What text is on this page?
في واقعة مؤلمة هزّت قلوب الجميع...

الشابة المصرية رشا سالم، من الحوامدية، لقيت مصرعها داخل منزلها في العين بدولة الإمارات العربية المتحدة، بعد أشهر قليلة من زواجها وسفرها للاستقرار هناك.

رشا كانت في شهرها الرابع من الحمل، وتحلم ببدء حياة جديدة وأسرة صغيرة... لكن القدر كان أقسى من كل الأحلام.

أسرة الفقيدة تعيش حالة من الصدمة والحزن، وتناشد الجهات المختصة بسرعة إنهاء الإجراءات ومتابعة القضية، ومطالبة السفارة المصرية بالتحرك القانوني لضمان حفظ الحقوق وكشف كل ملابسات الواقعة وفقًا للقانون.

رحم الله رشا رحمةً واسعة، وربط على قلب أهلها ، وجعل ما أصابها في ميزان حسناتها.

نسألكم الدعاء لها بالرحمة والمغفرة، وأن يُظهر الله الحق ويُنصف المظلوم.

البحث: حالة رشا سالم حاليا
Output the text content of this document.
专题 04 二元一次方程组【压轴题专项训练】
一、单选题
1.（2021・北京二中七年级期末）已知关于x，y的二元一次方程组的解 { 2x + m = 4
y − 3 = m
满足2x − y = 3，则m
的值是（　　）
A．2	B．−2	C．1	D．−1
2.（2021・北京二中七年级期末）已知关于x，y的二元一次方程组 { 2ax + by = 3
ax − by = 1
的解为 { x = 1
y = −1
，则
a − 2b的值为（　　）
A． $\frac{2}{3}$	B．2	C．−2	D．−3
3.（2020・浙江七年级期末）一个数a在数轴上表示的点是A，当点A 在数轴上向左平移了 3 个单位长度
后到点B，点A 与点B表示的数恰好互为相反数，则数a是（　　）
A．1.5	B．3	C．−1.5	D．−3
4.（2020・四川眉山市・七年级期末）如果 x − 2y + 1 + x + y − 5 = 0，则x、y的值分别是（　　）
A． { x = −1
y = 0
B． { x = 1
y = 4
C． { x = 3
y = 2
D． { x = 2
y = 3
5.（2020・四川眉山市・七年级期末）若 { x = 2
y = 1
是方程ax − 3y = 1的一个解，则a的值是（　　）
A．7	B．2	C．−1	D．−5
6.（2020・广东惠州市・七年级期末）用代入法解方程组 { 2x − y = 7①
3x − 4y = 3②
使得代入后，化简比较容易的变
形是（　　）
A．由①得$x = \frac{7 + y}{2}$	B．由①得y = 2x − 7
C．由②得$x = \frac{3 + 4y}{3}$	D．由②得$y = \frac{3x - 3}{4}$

━━━━━━━━━━

**WORK TO COMPLETE**
Copy each line in the data that holds the word "北京二中七年级期末".

**EXPECTED OUTPUT**
1.（2021・北京二中七年级期末）已知关于x，y的二元一次方程组的解 { 2x + m = 4
2.（2021・北京二中七年级期末）已知关于x，y的二元一次方程组 { 2ax + by = 3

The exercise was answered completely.